WHAT IS EXPECTED — Pictures stay out of your copy, but everything else in the records below must be repeated exactly.

***

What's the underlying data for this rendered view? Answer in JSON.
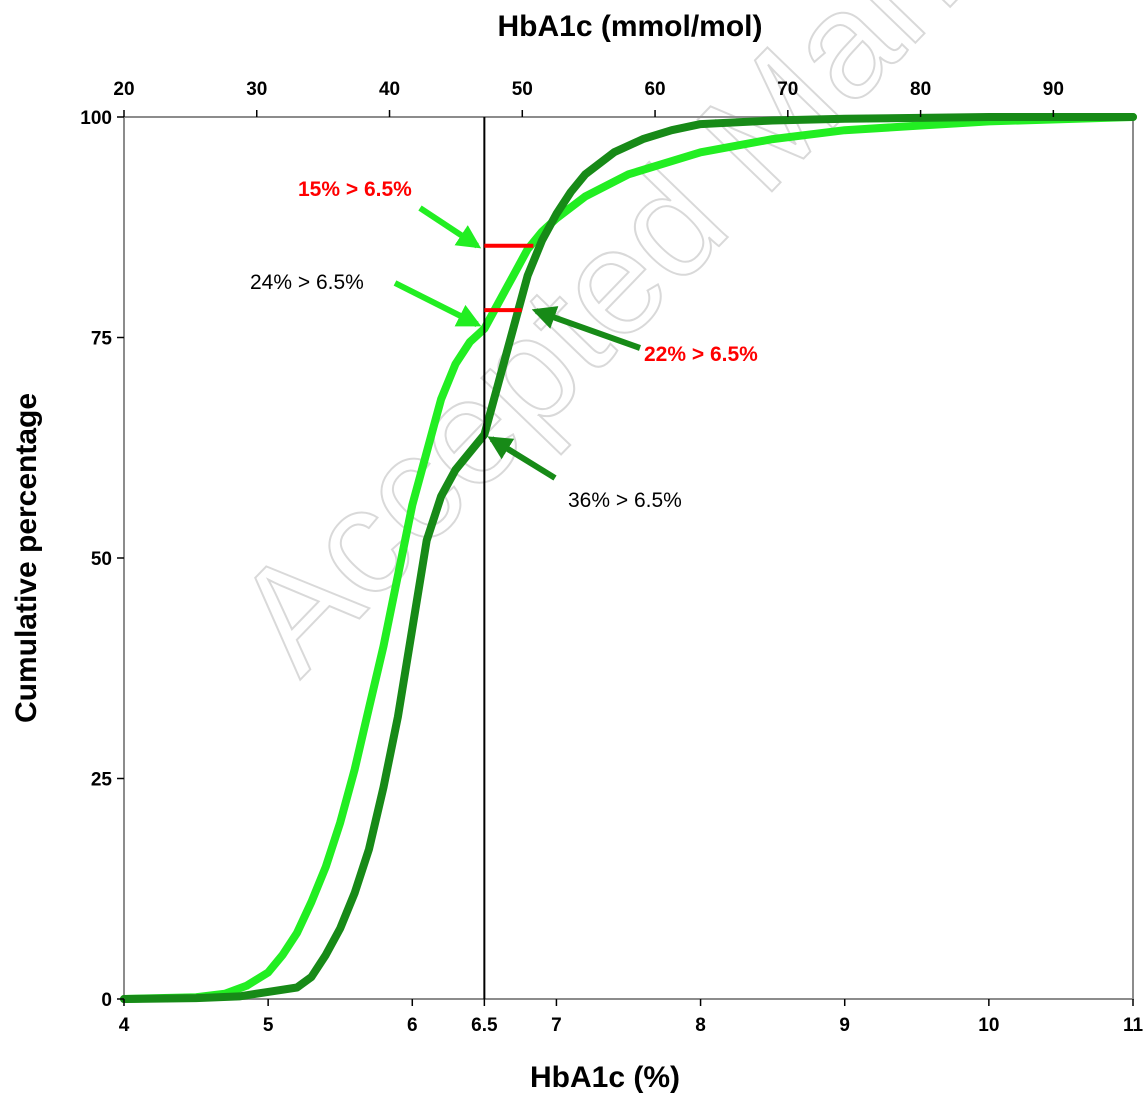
{
  "watermark": "Accepted Manuscript",
  "chart_data": {
    "type": "line",
    "xlabel": "HbA1c (%)",
    "x2label": "HbA1c (mmol/mol)",
    "ylabel": "Cumulative percentage",
    "xlim": [
      4,
      11
    ],
    "x2lim": [
      20,
      96
    ],
    "ylim": [
      0,
      100
    ],
    "x_ticks": [
      "4",
      "5",
      "6",
      "6.5",
      "7",
      "8",
      "9",
      "10",
      "11"
    ],
    "x2_ticks": [
      "20",
      "30",
      "40",
      "50",
      "60",
      "70",
      "80",
      "90"
    ],
    "y_ticks": [
      "0",
      "25",
      "50",
      "75",
      "100"
    ],
    "grid": false,
    "colors": {
      "light": "#22ee22",
      "dark": "#178a17",
      "red": "#ff0000",
      "vline": "#000000"
    },
    "reference_line_x": 6.5,
    "series": [
      {
        "color": "#22ee22",
        "x": [
          4.0,
          4.5,
          4.7,
          4.85,
          5.0,
          5.1,
          5.2,
          5.3,
          5.4,
          5.5,
          5.6,
          5.7,
          5.8,
          5.9,
          6.0,
          6.1,
          6.2,
          6.3,
          6.4,
          6.5,
          6.6,
          6.7,
          6.8,
          6.9,
          7.0,
          7.2,
          7.5,
          8.0,
          8.5,
          9.0,
          9.5,
          10.0,
          11.0
        ],
        "y": [
          0,
          0.2,
          0.6,
          1.5,
          3,
          5,
          7.5,
          11,
          15,
          20,
          26,
          33,
          40,
          48,
          56,
          62,
          68,
          72,
          74.5,
          76,
          79,
          82,
          85,
          87,
          88.5,
          91,
          93.5,
          96,
          97.5,
          98.5,
          99,
          99.5,
          100
        ]
      },
      {
        "color": "#178a17",
        "x": [
          4.0,
          4.5,
          4.8,
          5.0,
          5.2,
          5.3,
          5.4,
          5.5,
          5.6,
          5.7,
          5.8,
          5.9,
          6.0,
          6.1,
          6.2,
          6.3,
          6.4,
          6.5,
          6.6,
          6.7,
          6.8,
          6.9,
          7.0,
          7.1,
          7.2,
          7.4,
          7.6,
          7.8,
          8.0,
          8.5,
          9.0,
          10.0,
          11.0
        ],
        "y": [
          0,
          0.1,
          0.3,
          0.8,
          1.3,
          2.5,
          5,
          8,
          12,
          17,
          24,
          32,
          42,
          52,
          57,
          60,
          62,
          64,
          70,
          76,
          82,
          86,
          89,
          91.5,
          93.5,
          96,
          97.5,
          98.5,
          99.2,
          99.6,
          99.8,
          100,
          100
        ]
      }
    ],
    "red_segments": [
      {
        "x": [
          6.5,
          6.84
        ],
        "y": 85.4
      },
      {
        "x": [
          6.5,
          6.76
        ],
        "y": 78.1
      }
    ],
    "annotations": [
      {
        "text": "15% > 6.5%",
        "color": "#ff0000"
      },
      {
        "text": "24% > 6.5%",
        "color": "#000000"
      },
      {
        "text": "22% > 6.5%",
        "color": "#ff0000"
      },
      {
        "text": "36% > 6.5%",
        "color": "#000000"
      }
    ],
    "arrows": [
      {
        "color": "#22ee22",
        "target": [
          6.45,
          85.4
        ]
      },
      {
        "color": "#22ee22",
        "target": [
          6.45,
          76.5
        ]
      },
      {
        "color": "#178a17",
        "target": [
          6.86,
          78.0
        ]
      },
      {
        "color": "#178a17",
        "target": [
          6.55,
          63.5
        ]
      }
    ]
  }
}
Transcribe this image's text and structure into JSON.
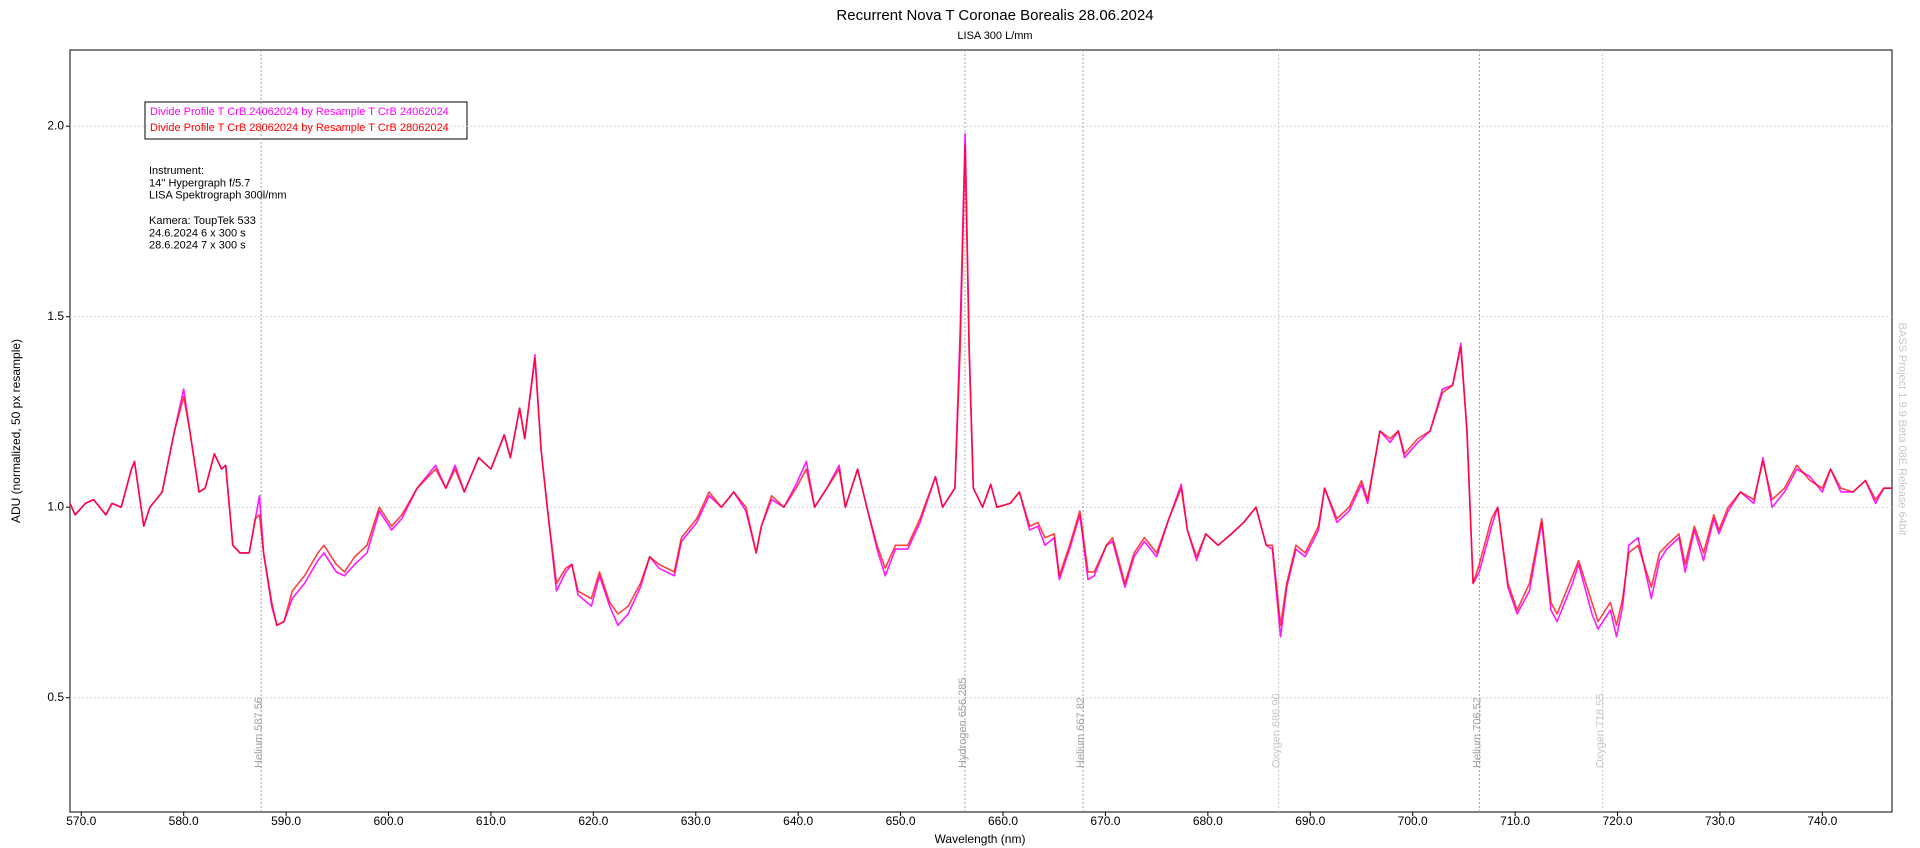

***

CORRECT RESPONSE —
What's the underlying data for this rendered view? Answer in JSON.
{
  "watermark": "Accepted Manuscript",
  "chart_data": {
    "type": "line",
    "xlabel": "HbA1c (%)",
    "x2label": "HbA1c (mmol/mol)",
    "ylabel": "Cumulative percentage",
    "xlim": [
      4,
      11
    ],
    "x2lim": [
      20,
      96
    ],
    "ylim": [
      0,
      100
    ],
    "x_ticks": [
      "4",
      "5",
      "6",
      "6.5",
      "7",
      "8",
      "9",
      "10",
      "11"
    ],
    "x2_ticks": [
      "20",
      "30",
      "40",
      "50",
      "60",
      "70",
      "80",
      "90"
    ],
    "y_ticks": [
      "0",
      "25",
      "50",
      "75",
      "100"
    ],
    "grid": false,
    "colors": {
      "light": "#22ee22",
      "dark": "#178a17",
      "red": "#ff0000",
      "vline": "#000000"
    },
    "reference_line_x": 6.5,
    "series": [
      {
        "color": "#22ee22",
        "x": [
          4.0,
          4.5,
          4.7,
          4.85,
          5.0,
          5.1,
          5.2,
          5.3,
          5.4,
          5.5,
          5.6,
          5.7,
          5.8,
          5.9,
          6.0,
          6.1,
          6.2,
          6.3,
          6.4,
          6.5,
          6.6,
          6.7,
          6.8,
          6.9,
          7.0,
          7.2,
          7.5,
          8.0,
          8.5,
          9.0,
          9.5,
          10.0,
          11.0
        ],
        "y": [
          0,
          0.2,
          0.6,
          1.5,
          3,
          5,
          7.5,
          11,
          15,
          20,
          26,
          33,
          40,
          48,
          56,
          62,
          68,
          72,
          74.5,
          76,
          79,
          82,
          85,
          87,
          88.5,
          91,
          93.5,
          96,
          97.5,
          98.5,
          99,
          99.5,
          100
        ]
      },
      {
        "color": "#178a17",
        "x": [
          4.0,
          4.5,
          4.8,
          5.0,
          5.2,
          5.3,
          5.4,
          5.5,
          5.6,
          5.7,
          5.8,
          5.9,
          6.0,
          6.1,
          6.2,
          6.3,
          6.4,
          6.5,
          6.6,
          6.7,
          6.8,
          6.9,
          7.0,
          7.1,
          7.2,
          7.4,
          7.6,
          7.8,
          8.0,
          8.5,
          9.0,
          10.0,
          11.0
        ],
        "y": [
          0,
          0.1,
          0.3,
          0.8,
          1.3,
          2.5,
          5,
          8,
          12,
          17,
          24,
          32,
          42,
          52,
          57,
          60,
          62,
          64,
          70,
          76,
          82,
          86,
          89,
          91.5,
          93.5,
          96,
          97.5,
          98.5,
          99.2,
          99.6,
          99.8,
          100,
          100
        ]
      }
    ],
    "red_segments": [
      {
        "x": [
          6.5,
          6.84
        ],
        "y": 85.4
      },
      {
        "x": [
          6.5,
          6.76
        ],
        "y": 78.1
      }
    ],
    "annotations": [
      {
        "text": "15% > 6.5%",
        "color": "#ff0000"
      },
      {
        "text": "24% > 6.5%",
        "color": "#000000"
      },
      {
        "text": "22% > 6.5%",
        "color": "#ff0000"
      },
      {
        "text": "36% > 6.5%",
        "color": "#000000"
      }
    ],
    "arrows": [
      {
        "color": "#22ee22",
        "target": [
          6.45,
          85.4
        ]
      },
      {
        "color": "#22ee22",
        "target": [
          6.45,
          76.5
        ]
      },
      {
        "color": "#178a17",
        "target": [
          6.86,
          78.0
        ]
      },
      {
        "color": "#178a17",
        "target": [
          6.55,
          63.5
        ]
      }
    ]
  }
}
Transcribe this image's text and structure into JSON.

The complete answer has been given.